== Instruction ==
Copy out each line of the data holding "display".

···

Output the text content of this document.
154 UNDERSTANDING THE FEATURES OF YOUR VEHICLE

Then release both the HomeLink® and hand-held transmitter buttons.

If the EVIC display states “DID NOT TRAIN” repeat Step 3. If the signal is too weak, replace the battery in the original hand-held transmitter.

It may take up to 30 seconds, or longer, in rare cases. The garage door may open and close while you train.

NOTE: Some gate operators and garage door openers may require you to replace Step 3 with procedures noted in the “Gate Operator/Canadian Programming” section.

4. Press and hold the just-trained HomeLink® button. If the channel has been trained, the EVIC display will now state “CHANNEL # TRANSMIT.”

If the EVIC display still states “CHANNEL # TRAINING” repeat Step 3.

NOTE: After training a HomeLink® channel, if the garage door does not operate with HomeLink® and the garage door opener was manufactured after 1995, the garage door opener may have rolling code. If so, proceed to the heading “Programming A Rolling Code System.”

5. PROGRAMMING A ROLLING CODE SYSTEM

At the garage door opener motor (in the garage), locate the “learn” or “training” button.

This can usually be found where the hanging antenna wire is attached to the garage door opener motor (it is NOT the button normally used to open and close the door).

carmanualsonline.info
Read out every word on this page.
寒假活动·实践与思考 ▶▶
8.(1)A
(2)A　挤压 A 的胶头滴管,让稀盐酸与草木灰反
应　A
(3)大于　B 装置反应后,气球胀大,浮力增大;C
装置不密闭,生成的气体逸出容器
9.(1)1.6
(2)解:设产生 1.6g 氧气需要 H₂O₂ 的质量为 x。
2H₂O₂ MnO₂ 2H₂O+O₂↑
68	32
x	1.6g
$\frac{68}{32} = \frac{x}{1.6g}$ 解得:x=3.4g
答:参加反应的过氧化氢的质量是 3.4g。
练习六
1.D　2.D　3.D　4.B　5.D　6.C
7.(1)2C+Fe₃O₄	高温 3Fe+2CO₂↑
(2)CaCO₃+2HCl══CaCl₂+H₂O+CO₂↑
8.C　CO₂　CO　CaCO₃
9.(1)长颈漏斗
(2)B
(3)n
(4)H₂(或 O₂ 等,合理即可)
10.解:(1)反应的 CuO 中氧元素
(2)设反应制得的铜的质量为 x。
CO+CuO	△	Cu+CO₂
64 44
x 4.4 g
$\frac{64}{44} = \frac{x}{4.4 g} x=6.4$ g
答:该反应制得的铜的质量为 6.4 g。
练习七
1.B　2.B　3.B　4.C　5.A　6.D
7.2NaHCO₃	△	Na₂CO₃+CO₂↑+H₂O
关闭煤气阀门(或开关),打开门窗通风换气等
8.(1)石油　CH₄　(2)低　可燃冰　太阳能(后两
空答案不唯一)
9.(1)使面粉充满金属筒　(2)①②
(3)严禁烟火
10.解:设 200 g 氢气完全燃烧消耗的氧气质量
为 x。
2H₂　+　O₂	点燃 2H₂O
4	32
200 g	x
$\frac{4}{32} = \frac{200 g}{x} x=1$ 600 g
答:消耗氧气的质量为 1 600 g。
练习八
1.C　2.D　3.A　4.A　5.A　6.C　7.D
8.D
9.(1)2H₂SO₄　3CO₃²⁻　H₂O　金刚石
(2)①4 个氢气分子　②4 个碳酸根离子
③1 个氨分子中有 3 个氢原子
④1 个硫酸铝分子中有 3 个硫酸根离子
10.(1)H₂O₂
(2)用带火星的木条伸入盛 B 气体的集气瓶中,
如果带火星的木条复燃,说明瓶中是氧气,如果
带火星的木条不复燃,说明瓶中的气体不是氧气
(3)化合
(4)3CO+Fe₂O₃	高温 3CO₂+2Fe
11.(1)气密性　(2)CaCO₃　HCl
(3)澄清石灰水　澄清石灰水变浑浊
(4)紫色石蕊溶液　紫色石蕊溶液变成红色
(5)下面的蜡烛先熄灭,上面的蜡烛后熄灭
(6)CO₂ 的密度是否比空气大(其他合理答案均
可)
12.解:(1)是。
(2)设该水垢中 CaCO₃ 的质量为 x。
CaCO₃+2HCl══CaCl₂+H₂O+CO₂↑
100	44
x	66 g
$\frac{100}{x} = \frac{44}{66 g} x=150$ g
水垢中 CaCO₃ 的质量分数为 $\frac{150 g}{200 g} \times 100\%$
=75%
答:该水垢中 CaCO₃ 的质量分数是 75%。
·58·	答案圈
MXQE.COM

···

== Result of the exercise ==
If the EVIC display states “DID NOT TRAIN” repeat Step 3. If the signal is too weak, replace the battery in the original hand-held transmitter.
4. Press and hold the just-trained HomeLink® button. If the channel has been trained, the EVIC display will now state “CHANNEL # TRANSMIT.”
If the EVIC display still states “CHANNEL # TRAINING” repeat Step 3.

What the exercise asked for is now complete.